- **THE PROBLEM**
What is the number of lines holding the word "Risposte"? Give that number alone.

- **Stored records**
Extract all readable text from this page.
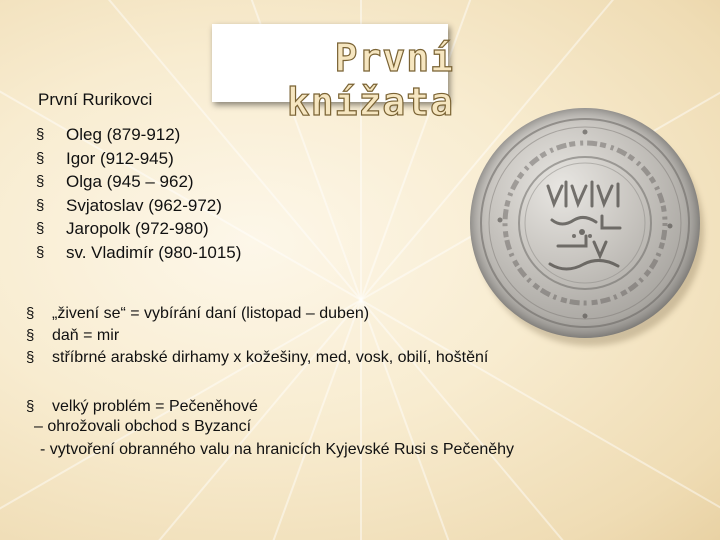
První knížata
První Rurikovci
§ Oleg (879-912)
§ Igor (912-945)
§ Olga (945 – 962)
§ Svjatoslav (962-972)
§ Jaropolk (972-980)
§ sv. Vladimír (980-1015)
§ „živení se“ = vybírání daní (listopad – duben)
§ daň = mir
§ stříbrné arabské dirhamy x kožešiny, med, vosk, obilí, hoštění
§ velký problém = Pečeněhové
– ohrožovali obchod s Byzancí
- vytvoření obranného valu na hranicích Kyjevské Rusi s Pečeněhy
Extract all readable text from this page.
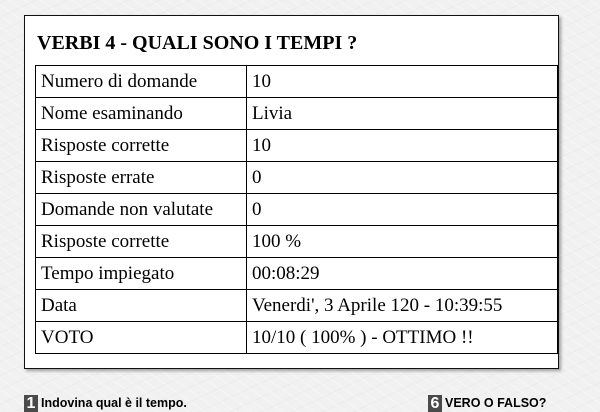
VERBI 4 - QUALI SONO I TEMPI ?
Numero di domande	10
Nome esaminando	Livia
Risposte corrette	10
Risposte errate	0
Domande non valutate	0
Risposte corrette	100 %
Tempo impiegato	00:08:29
Data	Venerdi', 3 Aprile 120 - 10:39:55
VOTO	10/10 ( 100% ) - OTTIMO !!
1 Indovina qual è il tempo.	6 VERO O FALSO?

- **ANSWER TO THIS PROBLEM**
3